## Aim
Find every line of the listing below where "ffffff" appears, and copy it.

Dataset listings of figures
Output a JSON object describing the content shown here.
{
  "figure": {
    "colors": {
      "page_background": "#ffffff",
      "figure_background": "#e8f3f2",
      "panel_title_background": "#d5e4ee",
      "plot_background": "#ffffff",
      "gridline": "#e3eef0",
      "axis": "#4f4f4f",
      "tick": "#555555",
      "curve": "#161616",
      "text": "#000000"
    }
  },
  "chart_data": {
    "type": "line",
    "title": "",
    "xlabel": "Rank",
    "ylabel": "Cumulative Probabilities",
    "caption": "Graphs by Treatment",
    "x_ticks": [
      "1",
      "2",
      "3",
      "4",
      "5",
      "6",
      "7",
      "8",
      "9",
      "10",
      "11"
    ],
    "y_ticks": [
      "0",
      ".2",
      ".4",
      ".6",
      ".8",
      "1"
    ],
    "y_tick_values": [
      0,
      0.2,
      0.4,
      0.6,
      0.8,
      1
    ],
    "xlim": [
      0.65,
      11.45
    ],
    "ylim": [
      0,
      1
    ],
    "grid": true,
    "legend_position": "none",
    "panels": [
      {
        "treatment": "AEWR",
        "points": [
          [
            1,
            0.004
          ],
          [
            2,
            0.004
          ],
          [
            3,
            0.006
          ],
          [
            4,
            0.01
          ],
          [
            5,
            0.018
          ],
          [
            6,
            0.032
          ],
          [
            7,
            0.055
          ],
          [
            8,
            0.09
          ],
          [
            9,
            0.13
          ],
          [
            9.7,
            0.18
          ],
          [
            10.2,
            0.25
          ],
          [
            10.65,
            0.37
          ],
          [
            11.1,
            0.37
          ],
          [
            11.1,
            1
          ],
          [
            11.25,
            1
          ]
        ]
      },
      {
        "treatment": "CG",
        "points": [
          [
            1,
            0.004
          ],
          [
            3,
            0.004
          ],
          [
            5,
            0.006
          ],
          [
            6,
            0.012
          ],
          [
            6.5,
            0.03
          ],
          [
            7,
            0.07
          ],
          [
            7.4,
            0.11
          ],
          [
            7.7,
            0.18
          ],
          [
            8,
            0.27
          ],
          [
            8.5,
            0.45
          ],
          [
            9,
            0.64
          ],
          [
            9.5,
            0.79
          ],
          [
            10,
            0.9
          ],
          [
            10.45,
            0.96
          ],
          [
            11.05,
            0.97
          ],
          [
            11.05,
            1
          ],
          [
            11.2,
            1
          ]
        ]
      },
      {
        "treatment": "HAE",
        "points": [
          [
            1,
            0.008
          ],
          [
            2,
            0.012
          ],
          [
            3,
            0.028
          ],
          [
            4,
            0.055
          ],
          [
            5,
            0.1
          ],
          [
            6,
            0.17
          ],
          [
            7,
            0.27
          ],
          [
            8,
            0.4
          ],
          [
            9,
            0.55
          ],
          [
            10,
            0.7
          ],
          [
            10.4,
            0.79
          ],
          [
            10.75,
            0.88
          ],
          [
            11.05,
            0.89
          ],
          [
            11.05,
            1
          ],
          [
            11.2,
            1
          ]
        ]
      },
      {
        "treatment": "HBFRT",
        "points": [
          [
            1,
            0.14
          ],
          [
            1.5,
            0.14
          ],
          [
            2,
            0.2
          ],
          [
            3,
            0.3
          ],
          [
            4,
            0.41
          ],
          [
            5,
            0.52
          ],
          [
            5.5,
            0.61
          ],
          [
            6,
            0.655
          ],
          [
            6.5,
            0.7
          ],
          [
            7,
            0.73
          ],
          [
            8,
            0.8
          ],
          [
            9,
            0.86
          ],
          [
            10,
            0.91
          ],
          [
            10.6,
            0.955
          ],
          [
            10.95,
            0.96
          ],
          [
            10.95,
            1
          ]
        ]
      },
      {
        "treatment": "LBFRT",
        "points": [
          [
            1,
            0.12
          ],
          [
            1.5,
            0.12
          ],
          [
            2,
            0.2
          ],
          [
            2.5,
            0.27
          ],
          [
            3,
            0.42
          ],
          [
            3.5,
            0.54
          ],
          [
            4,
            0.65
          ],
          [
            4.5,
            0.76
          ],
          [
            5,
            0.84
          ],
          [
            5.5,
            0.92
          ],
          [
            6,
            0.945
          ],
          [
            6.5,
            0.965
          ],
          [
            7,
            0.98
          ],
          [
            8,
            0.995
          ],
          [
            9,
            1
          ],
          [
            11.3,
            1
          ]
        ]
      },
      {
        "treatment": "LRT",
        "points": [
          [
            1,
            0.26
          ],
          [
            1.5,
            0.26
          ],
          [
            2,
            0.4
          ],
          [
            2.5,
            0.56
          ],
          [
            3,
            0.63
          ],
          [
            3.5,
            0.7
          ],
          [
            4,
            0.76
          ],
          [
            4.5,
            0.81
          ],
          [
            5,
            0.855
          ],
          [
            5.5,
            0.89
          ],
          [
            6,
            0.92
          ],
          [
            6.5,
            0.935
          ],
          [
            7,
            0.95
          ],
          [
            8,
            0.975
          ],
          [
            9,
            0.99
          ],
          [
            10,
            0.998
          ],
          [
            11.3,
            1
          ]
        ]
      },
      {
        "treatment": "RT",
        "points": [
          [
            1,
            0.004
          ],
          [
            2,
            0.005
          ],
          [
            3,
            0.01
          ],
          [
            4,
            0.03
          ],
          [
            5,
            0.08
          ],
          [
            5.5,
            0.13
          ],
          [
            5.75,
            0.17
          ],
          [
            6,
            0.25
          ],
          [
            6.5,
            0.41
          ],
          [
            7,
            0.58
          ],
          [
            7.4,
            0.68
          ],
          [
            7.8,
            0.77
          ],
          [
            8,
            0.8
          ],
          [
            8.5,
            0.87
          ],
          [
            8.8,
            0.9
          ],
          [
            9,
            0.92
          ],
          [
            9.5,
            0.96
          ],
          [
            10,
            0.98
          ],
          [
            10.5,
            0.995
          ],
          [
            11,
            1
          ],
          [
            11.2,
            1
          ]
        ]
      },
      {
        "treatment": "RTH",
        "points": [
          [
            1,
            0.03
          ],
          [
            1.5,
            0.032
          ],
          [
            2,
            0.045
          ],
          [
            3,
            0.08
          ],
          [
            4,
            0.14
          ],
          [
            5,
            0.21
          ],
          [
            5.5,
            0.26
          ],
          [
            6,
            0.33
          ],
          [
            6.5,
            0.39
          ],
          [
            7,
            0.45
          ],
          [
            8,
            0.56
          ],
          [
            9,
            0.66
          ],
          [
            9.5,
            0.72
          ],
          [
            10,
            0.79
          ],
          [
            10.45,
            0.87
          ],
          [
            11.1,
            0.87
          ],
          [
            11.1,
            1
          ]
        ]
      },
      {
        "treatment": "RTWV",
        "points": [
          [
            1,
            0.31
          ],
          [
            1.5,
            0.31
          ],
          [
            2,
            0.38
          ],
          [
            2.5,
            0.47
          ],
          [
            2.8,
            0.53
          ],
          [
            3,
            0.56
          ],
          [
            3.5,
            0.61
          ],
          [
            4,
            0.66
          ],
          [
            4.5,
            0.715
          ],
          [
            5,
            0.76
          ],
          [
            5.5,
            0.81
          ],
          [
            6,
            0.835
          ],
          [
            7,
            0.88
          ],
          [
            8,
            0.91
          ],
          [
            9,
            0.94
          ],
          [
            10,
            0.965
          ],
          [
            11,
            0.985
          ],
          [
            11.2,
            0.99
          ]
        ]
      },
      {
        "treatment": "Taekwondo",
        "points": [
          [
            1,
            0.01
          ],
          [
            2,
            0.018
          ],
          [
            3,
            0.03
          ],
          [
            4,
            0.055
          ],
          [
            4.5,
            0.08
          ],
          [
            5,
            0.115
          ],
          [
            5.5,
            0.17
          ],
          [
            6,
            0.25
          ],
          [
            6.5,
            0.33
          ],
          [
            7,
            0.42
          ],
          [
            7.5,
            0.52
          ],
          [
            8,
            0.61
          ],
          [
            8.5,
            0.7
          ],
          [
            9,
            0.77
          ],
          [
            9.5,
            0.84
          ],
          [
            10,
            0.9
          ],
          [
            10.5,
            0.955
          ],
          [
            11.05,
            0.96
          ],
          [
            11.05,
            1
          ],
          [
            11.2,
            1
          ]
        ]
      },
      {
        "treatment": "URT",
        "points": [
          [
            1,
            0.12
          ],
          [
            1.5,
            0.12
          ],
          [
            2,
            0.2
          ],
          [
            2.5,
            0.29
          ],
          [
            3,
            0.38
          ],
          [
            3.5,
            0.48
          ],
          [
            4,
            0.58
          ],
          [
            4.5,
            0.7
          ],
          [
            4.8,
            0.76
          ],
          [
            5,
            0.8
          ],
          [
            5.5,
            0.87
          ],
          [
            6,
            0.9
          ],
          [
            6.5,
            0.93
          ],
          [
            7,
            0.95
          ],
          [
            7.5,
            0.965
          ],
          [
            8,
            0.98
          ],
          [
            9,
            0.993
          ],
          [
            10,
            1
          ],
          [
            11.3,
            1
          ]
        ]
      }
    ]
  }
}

## Result of the exercise
      "page_background": "#ffffff",
      "plot_background": "#ffffff",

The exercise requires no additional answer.